TASK BRIEF
Transcribe the listing below word for word.

MATERIAL PROVIDED
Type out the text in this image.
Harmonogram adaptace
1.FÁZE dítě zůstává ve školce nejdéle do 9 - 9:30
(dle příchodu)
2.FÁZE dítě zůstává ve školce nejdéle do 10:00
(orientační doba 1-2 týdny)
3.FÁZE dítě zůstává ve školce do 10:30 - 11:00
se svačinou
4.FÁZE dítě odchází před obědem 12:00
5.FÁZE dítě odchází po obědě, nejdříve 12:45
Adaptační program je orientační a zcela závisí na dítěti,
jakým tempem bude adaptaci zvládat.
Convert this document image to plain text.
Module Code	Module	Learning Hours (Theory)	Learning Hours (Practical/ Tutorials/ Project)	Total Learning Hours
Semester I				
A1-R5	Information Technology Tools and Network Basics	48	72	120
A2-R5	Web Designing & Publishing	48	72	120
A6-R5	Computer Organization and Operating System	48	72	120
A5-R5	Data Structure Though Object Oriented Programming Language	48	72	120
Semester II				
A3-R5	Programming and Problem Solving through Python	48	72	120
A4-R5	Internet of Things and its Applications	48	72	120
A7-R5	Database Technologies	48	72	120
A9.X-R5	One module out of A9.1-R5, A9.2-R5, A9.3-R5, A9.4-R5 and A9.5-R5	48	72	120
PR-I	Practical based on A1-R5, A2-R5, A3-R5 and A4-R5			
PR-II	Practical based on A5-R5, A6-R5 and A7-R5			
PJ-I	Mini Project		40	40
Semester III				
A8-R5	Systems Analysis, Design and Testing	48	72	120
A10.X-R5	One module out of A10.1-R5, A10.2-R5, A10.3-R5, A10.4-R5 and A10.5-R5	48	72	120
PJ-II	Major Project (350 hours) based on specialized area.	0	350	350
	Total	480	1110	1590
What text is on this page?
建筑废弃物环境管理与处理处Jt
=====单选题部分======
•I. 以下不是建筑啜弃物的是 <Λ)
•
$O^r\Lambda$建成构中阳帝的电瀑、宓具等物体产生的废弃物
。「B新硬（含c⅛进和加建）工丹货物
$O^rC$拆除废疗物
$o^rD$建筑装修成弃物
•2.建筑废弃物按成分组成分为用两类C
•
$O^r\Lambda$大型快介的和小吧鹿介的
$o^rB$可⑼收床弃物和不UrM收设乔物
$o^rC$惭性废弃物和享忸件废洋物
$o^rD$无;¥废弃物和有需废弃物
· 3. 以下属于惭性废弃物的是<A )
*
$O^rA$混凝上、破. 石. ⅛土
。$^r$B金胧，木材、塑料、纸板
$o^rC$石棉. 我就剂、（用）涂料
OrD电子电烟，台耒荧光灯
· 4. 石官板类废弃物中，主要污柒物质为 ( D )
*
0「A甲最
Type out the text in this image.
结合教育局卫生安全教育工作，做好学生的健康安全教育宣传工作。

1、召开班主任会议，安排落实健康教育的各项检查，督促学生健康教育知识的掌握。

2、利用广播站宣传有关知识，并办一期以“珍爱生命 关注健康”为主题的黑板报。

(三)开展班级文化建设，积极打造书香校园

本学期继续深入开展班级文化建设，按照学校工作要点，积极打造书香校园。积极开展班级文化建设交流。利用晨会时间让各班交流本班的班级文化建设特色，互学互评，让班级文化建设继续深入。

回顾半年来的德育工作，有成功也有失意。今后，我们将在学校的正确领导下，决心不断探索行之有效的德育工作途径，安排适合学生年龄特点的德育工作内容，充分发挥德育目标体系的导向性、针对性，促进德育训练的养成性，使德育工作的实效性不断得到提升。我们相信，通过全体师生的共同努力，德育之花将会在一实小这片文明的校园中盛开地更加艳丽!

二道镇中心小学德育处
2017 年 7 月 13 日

FINAL ANSWER
Type out the text in this image.
Harmonogram adaptace
1.FÁZE dítě zůstává ve školce nejdéle do 9 - 9:30
(dle příchodu)
2.FÁZE dítě zůstává ve školce nejdéle do 10:00
(orientační doba 1-2 týdny)
3.FÁZE dítě zůstává ve školce do 10:30 - 11:00
se svačinou
4.FÁZE dítě odchází před obědem 12:00
5.FÁZE dítě odchází po obědě, nejdříve 12:45
Adaptační program je orientační a zcela závisí na dítěti,
jakým tempem bude adaptaci zvládat.
Convert this document image to plain text.
Module Code	Module	Learning Hours (Theory)	Learning Hours (Practical/ Tutorials/ Project)	Total Learning Hours
Semester I				
A1-R5	Information Technology Tools and Network Basics	48	72	120
A2-R5	Web Designing & Publishing	48	72	120
A6-R5	Computer Organization and Operating System	48	72	120
A5-R5	Data Structure Though Object Oriented Programming Language	48	72	120
Semester II				
A3-R5	Programming and Problem Solving through Python	48	72	120
A4-R5	Internet of Things and its Applications	48	72	120
A7-R5	Database Technologies	48	72	120
A9.X-R5	One module out of A9.1-R5, A9.2-R5, A9.3-R5, A9.4-R5 and A9.5-R5	48	72	120
PR-I	Practical based on A1-R5, A2-R5, A3-R5 and A4-R5			
PR-II	Practical based on A5-R5, A6-R5 and A7-R5			
PJ-I	Mini Project		40	40
Semester III				
A8-R5	Systems Analysis, Design and Testing	48	72	120
A10.X-R5	One module out of A10.1-R5, A10.2-R5, A10.3-R5, A10.4-R5 and A10.5-R5	48	72	120
PJ-II	Major Project (350 hours) based on specialized area.	0	350	350
	Total	480	1110	1590
What text is on this page?
建筑废弃物环境管理与处理处Jt
=====单选题部分======
•I. 以下不是建筑啜弃物的是 <Λ)
•
$O^r\Lambda$建成构中阳帝的电瀑、宓具等物体产生的废弃物
。「B新硬（含c⅛进和加建）工丹货物
$O^rC$拆除废疗物
$o^rD$建筑装修成弃物
•2.建筑废弃物按成分组成分为用两类C
•
$O^r\Lambda$大型快介的和小吧鹿介的
$o^rB$可⑼收床弃物和不UrM收设乔物
$o^rC$惭性废弃物和享忸件废洋物
$o^rD$无;¥废弃物和有需废弃物
· 3. 以下属于惭性废弃物的是<A )
*
$O^rA$混凝上、破. 石. ⅛土
。$^r$B金胧，木材、塑料、纸板
$o^rC$石棉. 我就剂、（用）涂料
OrD电子电烟，台耒荧光灯
· 4. 石官板类废弃物中，主要污柒物质为 ( D )
*
0「A甲最
Type out the text in this image.
结合教育局卫生安全教育工作，做好学生的健康安全教育宣传工作。

1、召开班主任会议，安排落实健康教育的各项检查，督促学生健康教育知识的掌握。

2、利用广播站宣传有关知识，并办一期以“珍爱生命 关注健康”为主题的黑板报。

(三)开展班级文化建设，积极打造书香校园

本学期继续深入开展班级文化建设，按照学校工作要点，积极打造书香校园。积极开展班级文化建设交流。利用晨会时间让各班交流本班的班级文化建设特色，互学互评，让班级文化建设继续深入。

回顾半年来的德育工作，有成功也有失意。今后，我们将在学校的正确领导下，决心不断探索行之有效的德育工作途径，安排适合学生年龄特点的德育工作内容，充分发挥德育目标体系的导向性、针对性，促进德育训练的养成性，使德育工作的实效性不断得到提升。我们相信，通过全体师生的共同努力，德育之花将会在一实小这片文明的校园中盛开地更加艳丽!

二道镇中心小学德育处
2017 年 7 月 13 日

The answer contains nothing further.